-- Directions --
Repeat the data verbatim.

(Recorded data)

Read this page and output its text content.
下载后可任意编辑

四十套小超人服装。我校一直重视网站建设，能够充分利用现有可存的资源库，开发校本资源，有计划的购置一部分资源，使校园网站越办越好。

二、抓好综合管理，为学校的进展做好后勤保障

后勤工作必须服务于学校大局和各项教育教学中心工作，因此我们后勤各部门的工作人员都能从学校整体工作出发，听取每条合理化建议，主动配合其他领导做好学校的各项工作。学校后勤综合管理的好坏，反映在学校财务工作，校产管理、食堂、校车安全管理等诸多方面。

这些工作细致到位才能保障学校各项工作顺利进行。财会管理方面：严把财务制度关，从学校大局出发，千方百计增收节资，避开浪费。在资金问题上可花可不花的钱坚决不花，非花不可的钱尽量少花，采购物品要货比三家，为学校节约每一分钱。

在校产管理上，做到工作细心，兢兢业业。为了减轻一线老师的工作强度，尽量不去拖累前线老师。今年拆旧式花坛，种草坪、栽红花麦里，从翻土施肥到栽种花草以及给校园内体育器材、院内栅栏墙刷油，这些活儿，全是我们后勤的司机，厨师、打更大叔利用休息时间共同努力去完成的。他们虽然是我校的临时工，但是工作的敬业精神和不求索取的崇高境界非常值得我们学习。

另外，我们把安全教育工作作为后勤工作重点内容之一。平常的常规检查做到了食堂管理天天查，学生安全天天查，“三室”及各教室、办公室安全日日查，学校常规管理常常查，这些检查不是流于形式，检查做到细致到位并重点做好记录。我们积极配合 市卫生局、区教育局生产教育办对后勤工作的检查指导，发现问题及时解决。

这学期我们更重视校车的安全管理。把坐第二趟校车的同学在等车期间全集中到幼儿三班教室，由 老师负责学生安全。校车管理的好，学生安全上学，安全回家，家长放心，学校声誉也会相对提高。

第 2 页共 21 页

-- Written answer --
Read this page and output its text content.
下载后可任意编辑

四十套小超人服装。我校一直重视网站建设，能够充分利用现有可存的资源库，开发校本资源，有计划的购置一部分资源，使校园网站越办越好。

二、抓好综合管理，为学校的进展做好后勤保障

后勤工作必须服务于学校大局和各项教育教学中心工作，因此我们后勤各部门的工作人员都能从学校整体工作出发，听取每条合理化建议，主动配合其他领导做好学校的各项工作。学校后勤综合管理的好坏，反映在学校财务工作，校产管理、食堂、校车安全管理等诸多方面。

这些工作细致到位才能保障学校各项工作顺利进行。财会管理方面：严把财务制度关，从学校大局出发，千方百计增收节资，避开浪费。在资金问题上可花可不花的钱坚决不花，非花不可的钱尽量少花，采购物品要货比三家，为学校节约每一分钱。

在校产管理上，做到工作细心，兢兢业业。为了减轻一线老师的工作强度，尽量不去拖累前线老师。今年拆旧式花坛，种草坪、栽红花麦里，从翻土施肥到栽种花草以及给校园内体育器材、院内栅栏墙刷油，这些活儿，全是我们后勤的司机，厨师、打更大叔利用休息时间共同努力去完成的。他们虽然是我校的临时工，但是工作的敬业精神和不求索取的崇高境界非常值得我们学习。

另外，我们把安全教育工作作为后勤工作重点内容之一。平常的常规检查做到了食堂管理天天查，学生安全天天查，“三室”及各教室、办公室安全日日查，学校常规管理常常查，这些检查不是流于形式，检查做到细致到位并重点做好记录。我们积极配合 市卫生局、区教育局生产教育办对后勤工作的检查指导，发现问题及时解决。

这学期我们更重视校车的安全管理。把坐第二趟校车的同学在等车期间全集中到幼儿三班教室，由 老师负责学生安全。校车管理的好，学生安全上学，安全回家，家长放心，学校声誉也会相对提高。

第 2 页共 21 页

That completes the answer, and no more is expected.